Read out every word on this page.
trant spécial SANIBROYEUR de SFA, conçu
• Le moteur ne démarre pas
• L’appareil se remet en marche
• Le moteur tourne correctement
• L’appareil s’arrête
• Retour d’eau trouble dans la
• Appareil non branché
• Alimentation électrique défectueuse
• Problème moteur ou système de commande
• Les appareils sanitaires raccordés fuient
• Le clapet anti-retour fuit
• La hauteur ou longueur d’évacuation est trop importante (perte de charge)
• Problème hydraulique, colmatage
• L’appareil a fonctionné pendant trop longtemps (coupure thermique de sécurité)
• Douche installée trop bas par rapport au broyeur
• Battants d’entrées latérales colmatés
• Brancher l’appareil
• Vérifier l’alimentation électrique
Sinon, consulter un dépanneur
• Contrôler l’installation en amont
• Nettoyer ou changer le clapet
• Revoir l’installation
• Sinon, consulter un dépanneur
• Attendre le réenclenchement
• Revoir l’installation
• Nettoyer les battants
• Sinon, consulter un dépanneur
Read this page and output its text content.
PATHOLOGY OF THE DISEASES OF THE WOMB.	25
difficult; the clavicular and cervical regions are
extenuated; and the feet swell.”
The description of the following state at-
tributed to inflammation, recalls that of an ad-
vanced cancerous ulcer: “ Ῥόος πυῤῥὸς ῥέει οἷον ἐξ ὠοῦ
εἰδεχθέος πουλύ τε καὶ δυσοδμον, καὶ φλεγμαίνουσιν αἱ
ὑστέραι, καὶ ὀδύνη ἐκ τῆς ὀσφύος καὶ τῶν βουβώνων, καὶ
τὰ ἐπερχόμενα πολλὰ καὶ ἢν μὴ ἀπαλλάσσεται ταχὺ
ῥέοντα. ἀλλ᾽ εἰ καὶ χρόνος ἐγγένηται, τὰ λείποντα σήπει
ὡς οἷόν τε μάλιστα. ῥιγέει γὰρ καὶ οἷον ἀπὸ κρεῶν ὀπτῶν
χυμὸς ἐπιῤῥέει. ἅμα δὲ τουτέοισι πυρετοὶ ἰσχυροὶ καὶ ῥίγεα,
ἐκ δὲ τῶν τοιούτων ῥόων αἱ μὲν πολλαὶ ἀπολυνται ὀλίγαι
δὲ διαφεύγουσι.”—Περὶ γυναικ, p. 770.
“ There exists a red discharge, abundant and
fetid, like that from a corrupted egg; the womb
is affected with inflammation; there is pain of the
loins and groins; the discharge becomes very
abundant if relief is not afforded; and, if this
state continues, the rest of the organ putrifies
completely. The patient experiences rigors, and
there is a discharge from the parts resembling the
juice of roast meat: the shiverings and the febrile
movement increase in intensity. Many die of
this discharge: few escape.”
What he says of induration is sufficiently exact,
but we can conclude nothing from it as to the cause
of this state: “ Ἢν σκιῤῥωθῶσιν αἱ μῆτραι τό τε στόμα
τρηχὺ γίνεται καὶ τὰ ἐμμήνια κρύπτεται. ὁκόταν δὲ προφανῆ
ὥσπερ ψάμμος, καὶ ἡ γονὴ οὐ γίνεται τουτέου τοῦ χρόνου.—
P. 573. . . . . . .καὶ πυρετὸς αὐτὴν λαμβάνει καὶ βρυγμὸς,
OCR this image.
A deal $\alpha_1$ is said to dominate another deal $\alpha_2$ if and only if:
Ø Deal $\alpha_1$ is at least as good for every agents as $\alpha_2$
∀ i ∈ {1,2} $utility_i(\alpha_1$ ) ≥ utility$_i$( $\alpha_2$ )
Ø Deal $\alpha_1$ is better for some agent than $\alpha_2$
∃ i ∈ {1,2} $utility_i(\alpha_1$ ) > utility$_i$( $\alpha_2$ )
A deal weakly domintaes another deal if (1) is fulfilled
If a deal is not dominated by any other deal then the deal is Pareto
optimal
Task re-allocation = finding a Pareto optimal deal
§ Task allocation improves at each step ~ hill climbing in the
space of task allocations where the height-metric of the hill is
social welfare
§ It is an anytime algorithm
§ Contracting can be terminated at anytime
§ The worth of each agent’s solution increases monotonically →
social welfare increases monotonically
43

━━━━

Output the line holding "OCR this image.", then every later line through the end of the records above, exactly as given and nothing else.

OCR this image.
A deal $\alpha_1$ is said to dominate another deal $\alpha_2$ if and only if:
Ø Deal $\alpha_1$ is at least as good for every agents as $\alpha_2$
∀ i ∈ {1,2} $utility_i(\alpha_1$ ) ≥ utility$_i$( $\alpha_2$ )
Ø Deal $\alpha_1$ is better for some agent than $\alpha_2$
∃ i ∈ {1,2} $utility_i(\alpha_1$ ) > utility$_i$( $\alpha_2$ )
A deal weakly domintaes another deal if (1) is fulfilled
If a deal is not dominated by any other deal then the deal is Pareto
optimal
Task re-allocation = finding a Pareto optimal deal
§ Task allocation improves at each step ~ hill climbing in the
space of task allocations where the height-metric of the hill is
social welfare
§ It is an anytime algorithm
§ Contracting can be terminated at anytime
§ The worth of each agent’s solution increases monotonically →
social welfare increases monotonically
43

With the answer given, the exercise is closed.